= Your goal =
Reproduce the listing word for word, leaving every picture behind.

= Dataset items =
----

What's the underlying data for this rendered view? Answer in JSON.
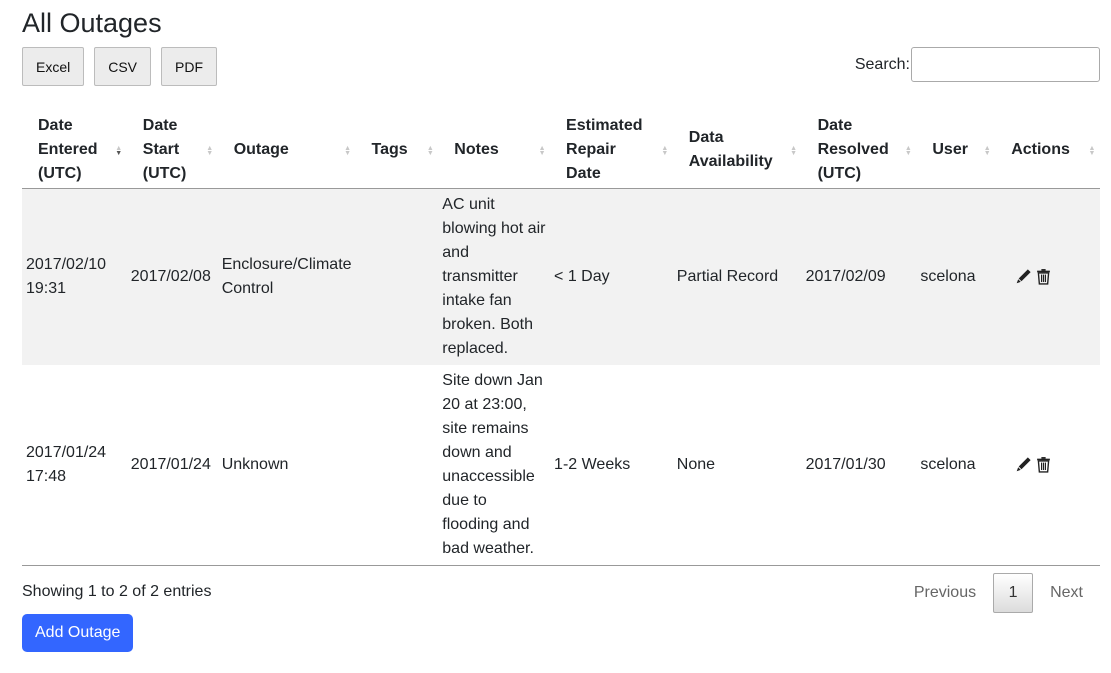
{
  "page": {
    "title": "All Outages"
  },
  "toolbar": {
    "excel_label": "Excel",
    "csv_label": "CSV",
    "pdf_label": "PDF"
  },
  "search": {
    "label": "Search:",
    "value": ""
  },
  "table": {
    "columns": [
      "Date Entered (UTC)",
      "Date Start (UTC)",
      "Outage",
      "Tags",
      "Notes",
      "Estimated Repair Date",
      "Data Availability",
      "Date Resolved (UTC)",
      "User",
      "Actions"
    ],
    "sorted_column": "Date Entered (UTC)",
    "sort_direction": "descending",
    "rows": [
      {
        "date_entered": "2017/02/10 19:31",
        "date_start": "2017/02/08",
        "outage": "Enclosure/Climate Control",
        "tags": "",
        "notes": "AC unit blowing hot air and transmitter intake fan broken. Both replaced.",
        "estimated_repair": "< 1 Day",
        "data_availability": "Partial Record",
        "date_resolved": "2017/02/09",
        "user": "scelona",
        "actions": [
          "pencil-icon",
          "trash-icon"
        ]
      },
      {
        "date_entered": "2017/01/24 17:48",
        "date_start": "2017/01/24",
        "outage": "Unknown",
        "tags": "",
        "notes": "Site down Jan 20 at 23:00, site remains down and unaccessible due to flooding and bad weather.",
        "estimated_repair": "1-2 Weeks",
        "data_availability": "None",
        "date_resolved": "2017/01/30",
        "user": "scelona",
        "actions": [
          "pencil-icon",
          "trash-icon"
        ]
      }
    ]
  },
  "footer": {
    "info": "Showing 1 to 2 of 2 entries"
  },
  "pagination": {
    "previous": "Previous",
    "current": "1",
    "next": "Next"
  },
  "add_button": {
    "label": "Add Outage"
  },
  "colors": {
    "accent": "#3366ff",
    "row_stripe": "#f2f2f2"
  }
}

----

= Result below =
What's the underlying data for this rendered view? Answer in JSON.
{
  "page": {
    "title": "All Outages"
  },
  "toolbar": {
    "excel_label": "Excel",
    "csv_label": "CSV",
    "pdf_label": "PDF"
  },
  "search": {
    "label": "Search:",
    "value": ""
  },
  "table": {
    "columns": [
      "Date Entered (UTC)",
      "Date Start (UTC)",
      "Outage",
      "Tags",
      "Notes",
      "Estimated Repair Date",
      "Data Availability",
      "Date Resolved (UTC)",
      "User",
      "Actions"
    ],
    "sorted_column": "Date Entered (UTC)",
    "sort_direction": "descending",
    "rows": [
      {
        "date_entered": "2017/02/10 19:31",
        "date_start": "2017/02/08",
        "outage": "Enclosure/Climate Control",
        "tags": "",
        "notes": "AC unit blowing hot air and transmitter intake fan broken. Both replaced.",
        "estimated_repair": "< 1 Day",
        "data_availability": "Partial Record",
        "date_resolved": "2017/02/09",
        "user": "scelona",
        "actions": [
          "pencil-icon",
          "trash-icon"
        ]
      },
      {
        "date_entered": "2017/01/24 17:48",
        "date_start": "2017/01/24",
        "outage": "Unknown",
        "tags": "",
        "notes": "Site down Jan 20 at 23:00, site remains down and unaccessible due to flooding and bad weather.",
        "estimated_repair": "1-2 Weeks",
        "data_availability": "None",
        "date_resolved": "2017/01/30",
        "user": "scelona",
        "actions": [
          "pencil-icon",
          "trash-icon"
        ]
      }
    ]
  },
  "footer": {
    "info": "Showing 1 to 2 of 2 entries"
  },
  "pagination": {
    "previous": "Previous",
    "current": "1",
    "next": "Next"
  },
  "add_button": {
    "label": "Add Outage"
  },
  "colors": {
    "accent": "#3366ff",
    "row_stripe": "#f2f2f2"
  }
}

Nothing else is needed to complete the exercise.